▶ _WHAT YOU SHOULD DO_: Reproduce every line of the material below, but drop the pictures.

▶ _MATERIAL PROVIDED_:
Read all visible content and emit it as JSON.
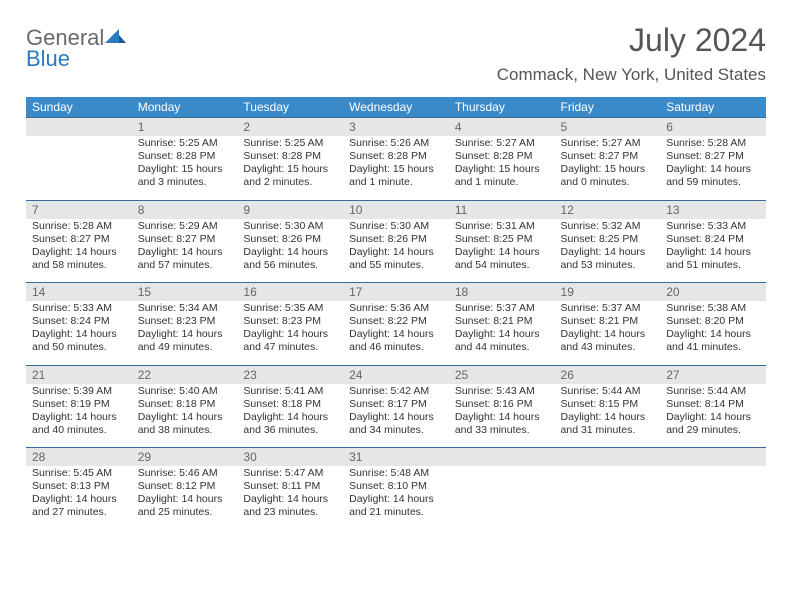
{
  "logo": {
    "word1": "General",
    "word2": "Blue"
  },
  "title": "July 2024",
  "location": "Commack, New York, United States",
  "header_bg": "#3a8ac9",
  "row_sep_color": "#3a6a9a",
  "daynum_bg": "#e6e6e6",
  "weekdays": [
    "Sunday",
    "Monday",
    "Tuesday",
    "Wednesday",
    "Thursday",
    "Friday",
    "Saturday"
  ],
  "weeks": [
    [
      {
        "n": "",
        "sr": "",
        "ss": "",
        "dl": ""
      },
      {
        "n": "1",
        "sr": "5:25 AM",
        "ss": "8:28 PM",
        "dl": "15 hours and 3 minutes."
      },
      {
        "n": "2",
        "sr": "5:25 AM",
        "ss": "8:28 PM",
        "dl": "15 hours and 2 minutes."
      },
      {
        "n": "3",
        "sr": "5:26 AM",
        "ss": "8:28 PM",
        "dl": "15 hours and 1 minute."
      },
      {
        "n": "4",
        "sr": "5:27 AM",
        "ss": "8:28 PM",
        "dl": "15 hours and 1 minute."
      },
      {
        "n": "5",
        "sr": "5:27 AM",
        "ss": "8:27 PM",
        "dl": "15 hours and 0 minutes."
      },
      {
        "n": "6",
        "sr": "5:28 AM",
        "ss": "8:27 PM",
        "dl": "14 hours and 59 minutes."
      }
    ],
    [
      {
        "n": "7",
        "sr": "5:28 AM",
        "ss": "8:27 PM",
        "dl": "14 hours and 58 minutes."
      },
      {
        "n": "8",
        "sr": "5:29 AM",
        "ss": "8:27 PM",
        "dl": "14 hours and 57 minutes."
      },
      {
        "n": "9",
        "sr": "5:30 AM",
        "ss": "8:26 PM",
        "dl": "14 hours and 56 minutes."
      },
      {
        "n": "10",
        "sr": "5:30 AM",
        "ss": "8:26 PM",
        "dl": "14 hours and 55 minutes."
      },
      {
        "n": "11",
        "sr": "5:31 AM",
        "ss": "8:25 PM",
        "dl": "14 hours and 54 minutes."
      },
      {
        "n": "12",
        "sr": "5:32 AM",
        "ss": "8:25 PM",
        "dl": "14 hours and 53 minutes."
      },
      {
        "n": "13",
        "sr": "5:33 AM",
        "ss": "8:24 PM",
        "dl": "14 hours and 51 minutes."
      }
    ],
    [
      {
        "n": "14",
        "sr": "5:33 AM",
        "ss": "8:24 PM",
        "dl": "14 hours and 50 minutes."
      },
      {
        "n": "15",
        "sr": "5:34 AM",
        "ss": "8:23 PM",
        "dl": "14 hours and 49 minutes."
      },
      {
        "n": "16",
        "sr": "5:35 AM",
        "ss": "8:23 PM",
        "dl": "14 hours and 47 minutes."
      },
      {
        "n": "17",
        "sr": "5:36 AM",
        "ss": "8:22 PM",
        "dl": "14 hours and 46 minutes."
      },
      {
        "n": "18",
        "sr": "5:37 AM",
        "ss": "8:21 PM",
        "dl": "14 hours and 44 minutes."
      },
      {
        "n": "19",
        "sr": "5:37 AM",
        "ss": "8:21 PM",
        "dl": "14 hours and 43 minutes."
      },
      {
        "n": "20",
        "sr": "5:38 AM",
        "ss": "8:20 PM",
        "dl": "14 hours and 41 minutes."
      }
    ],
    [
      {
        "n": "21",
        "sr": "5:39 AM",
        "ss": "8:19 PM",
        "dl": "14 hours and 40 minutes."
      },
      {
        "n": "22",
        "sr": "5:40 AM",
        "ss": "8:18 PM",
        "dl": "14 hours and 38 minutes."
      },
      {
        "n": "23",
        "sr": "5:41 AM",
        "ss": "8:18 PM",
        "dl": "14 hours and 36 minutes."
      },
      {
        "n": "24",
        "sr": "5:42 AM",
        "ss": "8:17 PM",
        "dl": "14 hours and 34 minutes."
      },
      {
        "n": "25",
        "sr": "5:43 AM",
        "ss": "8:16 PM",
        "dl": "14 hours and 33 minutes."
      },
      {
        "n": "26",
        "sr": "5:44 AM",
        "ss": "8:15 PM",
        "dl": "14 hours and 31 minutes."
      },
      {
        "n": "27",
        "sr": "5:44 AM",
        "ss": "8:14 PM",
        "dl": "14 hours and 29 minutes."
      }
    ],
    [
      {
        "n": "28",
        "sr": "5:45 AM",
        "ss": "8:13 PM",
        "dl": "14 hours and 27 minutes."
      },
      {
        "n": "29",
        "sr": "5:46 AM",
        "ss": "8:12 PM",
        "dl": "14 hours and 25 minutes."
      },
      {
        "n": "30",
        "sr": "5:47 AM",
        "ss": "8:11 PM",
        "dl": "14 hours and 23 minutes."
      },
      {
        "n": "31",
        "sr": "5:48 AM",
        "ss": "8:10 PM",
        "dl": "14 hours and 21 minutes."
      },
      {
        "n": "",
        "sr": "",
        "ss": "",
        "dl": ""
      },
      {
        "n": "",
        "sr": "",
        "ss": "",
        "dl": ""
      },
      {
        "n": "",
        "sr": "",
        "ss": "",
        "dl": ""
      }
    ]
  ],
  "labels": {
    "sunrise": "Sunrise: ",
    "sunset": "Sunset: ",
    "daylight": "Daylight: "
  }
}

▶ _EXERCISE OUTPUT_:
Read all visible content and emit it as JSON.
{
  "logo": {
    "word1": "General",
    "word2": "Blue"
  },
  "title": "July 2024",
  "location": "Commack, New York, United States",
  "header_bg": "#3a8ac9",
  "row_sep_color": "#3a6a9a",
  "daynum_bg": "#e6e6e6",
  "weekdays": [
    "Sunday",
    "Monday",
    "Tuesday",
    "Wednesday",
    "Thursday",
    "Friday",
    "Saturday"
  ],
  "weeks": [
    [
      {
        "n": "",
        "sr": "",
        "ss": "",
        "dl": ""
      },
      {
        "n": "1",
        "sr": "5:25 AM",
        "ss": "8:28 PM",
        "dl": "15 hours and 3 minutes."
      },
      {
        "n": "2",
        "sr": "5:25 AM",
        "ss": "8:28 PM",
        "dl": "15 hours and 2 minutes."
      },
      {
        "n": "3",
        "sr": "5:26 AM",
        "ss": "8:28 PM",
        "dl": "15 hours and 1 minute."
      },
      {
        "n": "4",
        "sr": "5:27 AM",
        "ss": "8:28 PM",
        "dl": "15 hours and 1 minute."
      },
      {
        "n": "5",
        "sr": "5:27 AM",
        "ss": "8:27 PM",
        "dl": "15 hours and 0 minutes."
      },
      {
        "n": "6",
        "sr": "5:28 AM",
        "ss": "8:27 PM",
        "dl": "14 hours and 59 minutes."
      }
    ],
    [
      {
        "n": "7",
        "sr": "5:28 AM",
        "ss": "8:27 PM",
        "dl": "14 hours and 58 minutes."
      },
      {
        "n": "8",
        "sr": "5:29 AM",
        "ss": "8:27 PM",
        "dl": "14 hours and 57 minutes."
      },
      {
        "n": "9",
        "sr": "5:30 AM",
        "ss": "8:26 PM",
        "dl": "14 hours and 56 minutes."
      },
      {
        "n": "10",
        "sr": "5:30 AM",
        "ss": "8:26 PM",
        "dl": "14 hours and 55 minutes."
      },
      {
        "n": "11",
        "sr": "5:31 AM",
        "ss": "8:25 PM",
        "dl": "14 hours and 54 minutes."
      },
      {
        "n": "12",
        "sr": "5:32 AM",
        "ss": "8:25 PM",
        "dl": "14 hours and 53 minutes."
      },
      {
        "n": "13",
        "sr": "5:33 AM",
        "ss": "8:24 PM",
        "dl": "14 hours and 51 minutes."
      }
    ],
    [
      {
        "n": "14",
        "sr": "5:33 AM",
        "ss": "8:24 PM",
        "dl": "14 hours and 50 minutes."
      },
      {
        "n": "15",
        "sr": "5:34 AM",
        "ss": "8:23 PM",
        "dl": "14 hours and 49 minutes."
      },
      {
        "n": "16",
        "sr": "5:35 AM",
        "ss": "8:23 PM",
        "dl": "14 hours and 47 minutes."
      },
      {
        "n": "17",
        "sr": "5:36 AM",
        "ss": "8:22 PM",
        "dl": "14 hours and 46 minutes."
      },
      {
        "n": "18",
        "sr": "5:37 AM",
        "ss": "8:21 PM",
        "dl": "14 hours and 44 minutes."
      },
      {
        "n": "19",
        "sr": "5:37 AM",
        "ss": "8:21 PM",
        "dl": "14 hours and 43 minutes."
      },
      {
        "n": "20",
        "sr": "5:38 AM",
        "ss": "8:20 PM",
        "dl": "14 hours and 41 minutes."
      }
    ],
    [
      {
        "n": "21",
        "sr": "5:39 AM",
        "ss": "8:19 PM",
        "dl": "14 hours and 40 minutes."
      },
      {
        "n": "22",
        "sr": "5:40 AM",
        "ss": "8:18 PM",
        "dl": "14 hours and 38 minutes."
      },
      {
        "n": "23",
        "sr": "5:41 AM",
        "ss": "8:18 PM",
        "dl": "14 hours and 36 minutes."
      },
      {
        "n": "24",
        "sr": "5:42 AM",
        "ss": "8:17 PM",
        "dl": "14 hours and 34 minutes."
      },
      {
        "n": "25",
        "sr": "5:43 AM",
        "ss": "8:16 PM",
        "dl": "14 hours and 33 minutes."
      },
      {
        "n": "26",
        "sr": "5:44 AM",
        "ss": "8:15 PM",
        "dl": "14 hours and 31 minutes."
      },
      {
        "n": "27",
        "sr": "5:44 AM",
        "ss": "8:14 PM",
        "dl": "14 hours and 29 minutes."
      }
    ],
    [
      {
        "n": "28",
        "sr": "5:45 AM",
        "ss": "8:13 PM",
        "dl": "14 hours and 27 minutes."
      },
      {
        "n": "29",
        "sr": "5:46 AM",
        "ss": "8:12 PM",
        "dl": "14 hours and 25 minutes."
      },
      {
        "n": "30",
        "sr": "5:47 AM",
        "ss": "8:11 PM",
        "dl": "14 hours and 23 minutes."
      },
      {
        "n": "31",
        "sr": "5:48 AM",
        "ss": "8:10 PM",
        "dl": "14 hours and 21 minutes."
      },
      {
        "n": "",
        "sr": "",
        "ss": "",
        "dl": ""
      },
      {
        "n": "",
        "sr": "",
        "ss": "",
        "dl": ""
      },
      {
        "n": "",
        "sr": "",
        "ss": "",
        "dl": ""
      }
    ]
  ],
  "labels": {
    "sunrise": "Sunrise: ",
    "sunset": "Sunset: ",
    "daylight": "Daylight: "
  }
}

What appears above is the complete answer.